Dataset records:
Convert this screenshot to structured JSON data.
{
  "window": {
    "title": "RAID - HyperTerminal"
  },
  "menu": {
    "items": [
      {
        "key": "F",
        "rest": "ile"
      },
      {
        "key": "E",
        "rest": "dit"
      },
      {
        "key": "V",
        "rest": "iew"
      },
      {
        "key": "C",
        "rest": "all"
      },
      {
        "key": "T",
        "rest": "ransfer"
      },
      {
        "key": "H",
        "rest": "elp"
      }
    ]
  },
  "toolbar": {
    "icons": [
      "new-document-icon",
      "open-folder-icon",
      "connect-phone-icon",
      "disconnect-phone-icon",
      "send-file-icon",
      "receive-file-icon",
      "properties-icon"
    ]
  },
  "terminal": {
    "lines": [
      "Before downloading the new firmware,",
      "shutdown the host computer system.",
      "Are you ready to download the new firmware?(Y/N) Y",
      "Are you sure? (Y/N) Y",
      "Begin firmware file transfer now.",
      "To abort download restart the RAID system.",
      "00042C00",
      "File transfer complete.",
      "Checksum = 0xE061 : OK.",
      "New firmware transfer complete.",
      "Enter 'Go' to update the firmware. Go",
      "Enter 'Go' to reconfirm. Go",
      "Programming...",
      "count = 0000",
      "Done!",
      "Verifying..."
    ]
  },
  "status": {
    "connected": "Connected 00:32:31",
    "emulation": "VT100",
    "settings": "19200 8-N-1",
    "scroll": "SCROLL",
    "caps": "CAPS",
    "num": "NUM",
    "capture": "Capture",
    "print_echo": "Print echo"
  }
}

| EXERCISE DESCRIPTION |
Each line in the data that holds the string "system" should be found and copied.

| SOLUTION TO THE PROBLEM |
      "shutdown the host computer system.",
      "To abort download restart the RAID system.",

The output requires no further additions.